INSTRUCTIONS TO FOLLOW
Write out the following records exactly, each one in full.

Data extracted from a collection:
=== Begin Enclosure ===
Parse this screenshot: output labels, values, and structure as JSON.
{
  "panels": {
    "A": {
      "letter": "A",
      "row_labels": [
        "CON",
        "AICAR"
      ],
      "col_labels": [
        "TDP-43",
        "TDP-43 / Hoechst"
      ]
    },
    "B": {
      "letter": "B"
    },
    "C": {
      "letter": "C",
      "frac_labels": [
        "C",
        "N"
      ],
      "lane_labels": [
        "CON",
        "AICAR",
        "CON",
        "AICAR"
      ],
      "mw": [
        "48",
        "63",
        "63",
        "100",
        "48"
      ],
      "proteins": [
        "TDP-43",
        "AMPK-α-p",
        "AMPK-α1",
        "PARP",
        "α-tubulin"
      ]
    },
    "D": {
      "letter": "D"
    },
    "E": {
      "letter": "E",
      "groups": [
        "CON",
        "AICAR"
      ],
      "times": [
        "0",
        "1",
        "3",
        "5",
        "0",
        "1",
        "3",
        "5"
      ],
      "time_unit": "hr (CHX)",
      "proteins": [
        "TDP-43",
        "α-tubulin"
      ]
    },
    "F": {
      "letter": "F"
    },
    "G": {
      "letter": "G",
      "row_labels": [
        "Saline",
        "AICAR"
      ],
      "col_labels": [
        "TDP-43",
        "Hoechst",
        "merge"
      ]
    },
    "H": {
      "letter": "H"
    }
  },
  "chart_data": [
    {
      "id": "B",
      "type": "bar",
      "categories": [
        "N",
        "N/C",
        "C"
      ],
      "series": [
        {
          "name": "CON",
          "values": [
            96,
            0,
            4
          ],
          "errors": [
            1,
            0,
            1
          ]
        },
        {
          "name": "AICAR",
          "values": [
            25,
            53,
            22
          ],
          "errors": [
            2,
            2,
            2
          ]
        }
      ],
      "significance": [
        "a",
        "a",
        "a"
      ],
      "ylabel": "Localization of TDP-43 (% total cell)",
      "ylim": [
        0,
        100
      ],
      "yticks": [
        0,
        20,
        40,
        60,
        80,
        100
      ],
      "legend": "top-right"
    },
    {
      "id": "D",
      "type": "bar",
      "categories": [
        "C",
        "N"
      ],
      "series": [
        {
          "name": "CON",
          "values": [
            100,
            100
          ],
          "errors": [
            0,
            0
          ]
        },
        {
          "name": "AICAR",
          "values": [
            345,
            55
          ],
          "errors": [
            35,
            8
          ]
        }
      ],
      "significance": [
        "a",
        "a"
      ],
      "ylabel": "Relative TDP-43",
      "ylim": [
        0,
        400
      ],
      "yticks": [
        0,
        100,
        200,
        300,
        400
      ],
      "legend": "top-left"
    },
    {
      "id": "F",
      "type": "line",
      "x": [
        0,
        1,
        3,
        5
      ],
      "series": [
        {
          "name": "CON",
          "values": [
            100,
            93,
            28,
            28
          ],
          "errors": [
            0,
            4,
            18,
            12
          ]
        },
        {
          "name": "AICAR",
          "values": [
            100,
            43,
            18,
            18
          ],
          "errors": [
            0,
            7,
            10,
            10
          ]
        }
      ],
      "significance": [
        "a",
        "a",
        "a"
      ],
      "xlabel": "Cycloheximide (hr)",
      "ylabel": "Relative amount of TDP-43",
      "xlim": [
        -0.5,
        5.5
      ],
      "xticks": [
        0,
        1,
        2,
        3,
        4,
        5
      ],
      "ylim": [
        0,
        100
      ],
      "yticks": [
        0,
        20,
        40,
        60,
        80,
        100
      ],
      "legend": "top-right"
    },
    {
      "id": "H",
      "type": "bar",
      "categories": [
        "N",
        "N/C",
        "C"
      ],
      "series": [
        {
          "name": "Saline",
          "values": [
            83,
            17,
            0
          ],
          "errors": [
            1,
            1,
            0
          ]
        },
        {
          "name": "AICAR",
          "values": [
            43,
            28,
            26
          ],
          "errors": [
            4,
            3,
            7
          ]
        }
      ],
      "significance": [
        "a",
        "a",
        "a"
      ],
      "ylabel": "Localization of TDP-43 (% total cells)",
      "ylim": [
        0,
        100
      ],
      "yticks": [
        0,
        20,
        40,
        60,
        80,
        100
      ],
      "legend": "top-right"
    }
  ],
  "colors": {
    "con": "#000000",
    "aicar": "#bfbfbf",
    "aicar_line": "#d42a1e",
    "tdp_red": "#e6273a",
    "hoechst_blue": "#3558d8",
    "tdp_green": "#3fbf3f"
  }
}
=== End Enclosure ===
RESULT FOR THIS TASK
Parse this screenshot: output labels, values, and structure as JSON.
{
  "panels": {
    "A": {
      "letter": "A",
      "row_labels": [
        "CON",
        "AICAR"
      ],
      "col_labels": [
        "TDP-43",
        "TDP-43 / Hoechst"
      ]
    },
    "B": {
      "letter": "B"
    },
    "C": {
      "letter": "C",
      "frac_labels": [
        "C",
        "N"
      ],
      "lane_labels": [
        "CON",
        "AICAR",
        "CON",
        "AICAR"
      ],
      "mw": [
        "48",
        "63",
        "63",
        "100",
        "48"
      ],
      "proteins": [
        "TDP-43",
        "AMPK-α-p",
        "AMPK-α1",
        "PARP",
        "α-tubulin"
      ]
    },
    "D": {
      "letter": "D"
    },
    "E": {
      "letter": "E",
      "groups": [
        "CON",
        "AICAR"
      ],
      "times": [
        "0",
        "1",
        "3",
        "5",
        "0",
        "1",
        "3",
        "5"
      ],
      "time_unit": "hr (CHX)",
      "proteins": [
        "TDP-43",
        "α-tubulin"
      ]
    },
    "F": {
      "letter": "F"
    },
    "G": {
      "letter": "G",
      "row_labels": [
        "Saline",
        "AICAR"
      ],
      "col_labels": [
        "TDP-43",
        "Hoechst",
        "merge"
      ]
    },
    "H": {
      "letter": "H"
    }
  },
  "chart_data": [
    {
      "id": "B",
      "type": "bar",
      "categories": [
        "N",
        "N/C",
        "C"
      ],
      "series": [
        {
          "name": "CON",
          "values": [
            96,
            0,
            4
          ],
          "errors": [
            1,
            0,
            1
          ]
        },
        {
          "name": "AICAR",
          "values": [
            25,
            53,
            22
          ],
          "errors": [
            2,
            2,
            2
          ]
        }
      ],
      "significance": [
        "a",
        "a",
        "a"
      ],
      "ylabel": "Localization of TDP-43 (% total cell)",
      "ylim": [
        0,
        100
      ],
      "yticks": [
        0,
        20,
        40,
        60,
        80,
        100
      ],
      "legend": "top-right"
    },
    {
      "id": "D",
      "type": "bar",
      "categories": [
        "C",
        "N"
      ],
      "series": [
        {
          "name": "CON",
          "values": [
            100,
            100
          ],
          "errors": [
            0,
            0
          ]
        },
        {
          "name": "AICAR",
          "values": [
            345,
            55
          ],
          "errors": [
            35,
            8
          ]
        }
      ],
      "significance": [
        "a",
        "a"
      ],
      "ylabel": "Relative TDP-43",
      "ylim": [
        0,
        400
      ],
      "yticks": [
        0,
        100,
        200,
        300,
        400
      ],
      "legend": "top-left"
    },
    {
      "id": "F",
      "type": "line",
      "x": [
        0,
        1,
        3,
        5
      ],
      "series": [
        {
          "name": "CON",
          "values": [
            100,
            93,
            28,
            28
          ],
          "errors": [
            0,
            4,
            18,
            12
          ]
        },
        {
          "name": "AICAR",
          "values": [
            100,
            43,
            18,
            18
          ],
          "errors": [
            0,
            7,
            10,
            10
          ]
        }
      ],
      "significance": [
        "a",
        "a",
        "a"
      ],
      "xlabel": "Cycloheximide (hr)",
      "ylabel": "Relative amount of TDP-43",
      "xlim": [
        -0.5,
        5.5
      ],
      "xticks": [
        0,
        1,
        2,
        3,
        4,
        5
      ],
      "ylim": [
        0,
        100
      ],
      "yticks": [
        0,
        20,
        40,
        60,
        80,
        100
      ],
      "legend": "top-right"
    },
    {
      "id": "H",
      "type": "bar",
      "categories": [
        "N",
        "N/C",
        "C"
      ],
      "series": [
        {
          "name": "Saline",
          "values": [
            83,
            17,
            0
          ],
          "errors": [
            1,
            1,
            0
          ]
        },
        {
          "name": "AICAR",
          "values": [
            43,
            28,
            26
          ],
          "errors": [
            4,
            3,
            7
          ]
        }
      ],
      "significance": [
        "a",
        "a",
        "a"
      ],
      "ylabel": "Localization of TDP-43 (% total cells)",
      "ylim": [
        0,
        100
      ],
      "yticks": [
        0,
        20,
        40,
        60,
        80,
        100
      ],
      "legend": "top-right"
    }
  ],
  "colors": {
    "con": "#000000",
    "aicar": "#bfbfbf",
    "aicar_line": "#d42a1e",
    "tdp_red": "#e6273a",
    "hoechst_blue": "#3558d8",
    "tdp_green": "#3fbf3f"
  }
}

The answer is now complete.